-- begin Exercise materials --

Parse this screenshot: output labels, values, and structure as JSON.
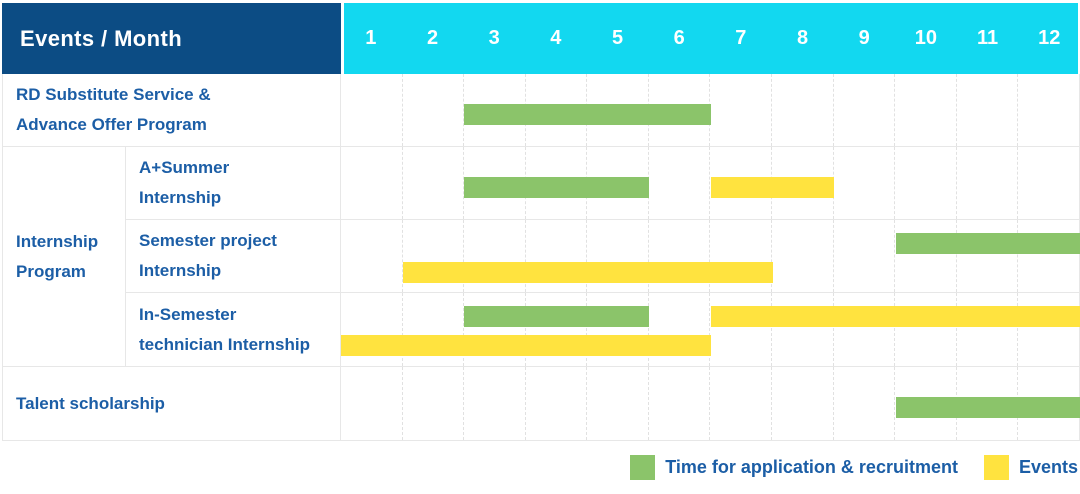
{
  "title": "Events / Month",
  "months": [
    "1",
    "2",
    "3",
    "4",
    "5",
    "6",
    "7",
    "8",
    "9",
    "10",
    "11",
    "12"
  ],
  "group_label": "Internship\nProgram",
  "legend": {
    "items": [
      {
        "name": "application",
        "label": "Time for application & recruitment",
        "color": "#8bc46a"
      },
      {
        "name": "events",
        "label": "Events",
        "color": "#ffe33f"
      }
    ]
  },
  "colors": {
    "header_bg": "#0c4c84",
    "months_bg": "#12d8f0",
    "label_text": "#1c5ea6",
    "green": "#8bc46a",
    "yellow": "#ffe33f"
  },
  "chart_data": {
    "type": "bar",
    "subtype": "gantt",
    "title": "Events / Month",
    "x_axis": {
      "label": "Month",
      "categories": [
        1,
        2,
        3,
        4,
        5,
        6,
        7,
        8,
        9,
        10,
        11,
        12
      ]
    },
    "grid": true,
    "legend_position": "bottom-right",
    "series_legend": [
      "Time for application & recruitment",
      "Events"
    ],
    "rows": [
      {
        "label": "RD Substitute Service &\nAdvance Offer Program",
        "group": "",
        "bars": [
          {
            "series": "Time for application & recruitment",
            "color": "green",
            "start_month": 3,
            "end_month": 6,
            "lane": "single"
          }
        ]
      },
      {
        "label": "A+Summer\nInternship",
        "group": "Internship Program",
        "bars": [
          {
            "series": "Time for application & recruitment",
            "color": "green",
            "start_month": 3,
            "end_month": 5,
            "lane": "single"
          },
          {
            "series": "Events",
            "color": "yellow",
            "start_month": 7,
            "end_month": 8,
            "lane": "single"
          }
        ]
      },
      {
        "label": "Semester project\nInternship",
        "group": "Internship Program",
        "bars": [
          {
            "series": "Time for application & recruitment",
            "color": "green",
            "start_month": 10,
            "end_month": 12,
            "lane": "top"
          },
          {
            "series": "Events",
            "color": "yellow",
            "start_month": 2,
            "end_month": 7,
            "lane": "bottom"
          }
        ]
      },
      {
        "label": "In-Semester\ntechnician Internship",
        "group": "Internship Program",
        "bars": [
          {
            "series": "Time for application & recruitment",
            "color": "green",
            "start_month": 3,
            "end_month": 5,
            "lane": "top"
          },
          {
            "series": "Events",
            "color": "yellow",
            "start_month": 7,
            "end_month": 12,
            "lane": "top"
          },
          {
            "series": "Events",
            "color": "yellow",
            "start_month": 1,
            "end_month": 6,
            "lane": "bottom"
          }
        ]
      },
      {
        "label": "Talent scholarship",
        "group": "",
        "bars": [
          {
            "series": "Time for application & recruitment",
            "color": "green",
            "start_month": 10,
            "end_month": 12,
            "lane": "single"
          }
        ]
      }
    ]
  }
}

-- end Exercise materials --

What you have to do: Every line above should be returned word for word, with the pictures left behind.

Complete answer:
Parse this screenshot: output labels, values, and structure as JSON.
{
  "title": "Events / Month",
  "months": [
    "1",
    "2",
    "3",
    "4",
    "5",
    "6",
    "7",
    "8",
    "9",
    "10",
    "11",
    "12"
  ],
  "group_label": "Internship\nProgram",
  "legend": {
    "items": [
      {
        "name": "application",
        "label": "Time for application & recruitment",
        "color": "#8bc46a"
      },
      {
        "name": "events",
        "label": "Events",
        "color": "#ffe33f"
      }
    ]
  },
  "colors": {
    "header_bg": "#0c4c84",
    "months_bg": "#12d8f0",
    "label_text": "#1c5ea6",
    "green": "#8bc46a",
    "yellow": "#ffe33f"
  },
  "chart_data": {
    "type": "bar",
    "subtype": "gantt",
    "title": "Events / Month",
    "x_axis": {
      "label": "Month",
      "categories": [
        1,
        2,
        3,
        4,
        5,
        6,
        7,
        8,
        9,
        10,
        11,
        12
      ]
    },
    "grid": true,
    "legend_position": "bottom-right",
    "series_legend": [
      "Time for application & recruitment",
      "Events"
    ],
    "rows": [
      {
        "label": "RD Substitute Service &\nAdvance Offer Program",
        "group": "",
        "bars": [
          {
            "series": "Time for application & recruitment",
            "color": "green",
            "start_month": 3,
            "end_month": 6,
            "lane": "single"
          }
        ]
      },
      {
        "label": "A+Summer\nInternship",
        "group": "Internship Program",
        "bars": [
          {
            "series": "Time for application & recruitment",
            "color": "green",
            "start_month": 3,
            "end_month": 5,
            "lane": "single"
          },
          {
            "series": "Events",
            "color": "yellow",
            "start_month": 7,
            "end_month": 8,
            "lane": "single"
          }
        ]
      },
      {
        "label": "Semester project\nInternship",
        "group": "Internship Program",
        "bars": [
          {
            "series": "Time for application & recruitment",
            "color": "green",
            "start_month": 10,
            "end_month": 12,
            "lane": "top"
          },
          {
            "series": "Events",
            "color": "yellow",
            "start_month": 2,
            "end_month": 7,
            "lane": "bottom"
          }
        ]
      },
      {
        "label": "In-Semester\ntechnician Internship",
        "group": "Internship Program",
        "bars": [
          {
            "series": "Time for application & recruitment",
            "color": "green",
            "start_month": 3,
            "end_month": 5,
            "lane": "top"
          },
          {
            "series": "Events",
            "color": "yellow",
            "start_month": 7,
            "end_month": 12,
            "lane": "top"
          },
          {
            "series": "Events",
            "color": "yellow",
            "start_month": 1,
            "end_month": 6,
            "lane": "bottom"
          }
        ]
      },
      {
        "label": "Talent scholarship",
        "group": "",
        "bars": [
          {
            "series": "Time for application & recruitment",
            "color": "green",
            "start_month": 10,
            "end_month": 12,
            "lane": "single"
          }
        ]
      }
    ]
  }
}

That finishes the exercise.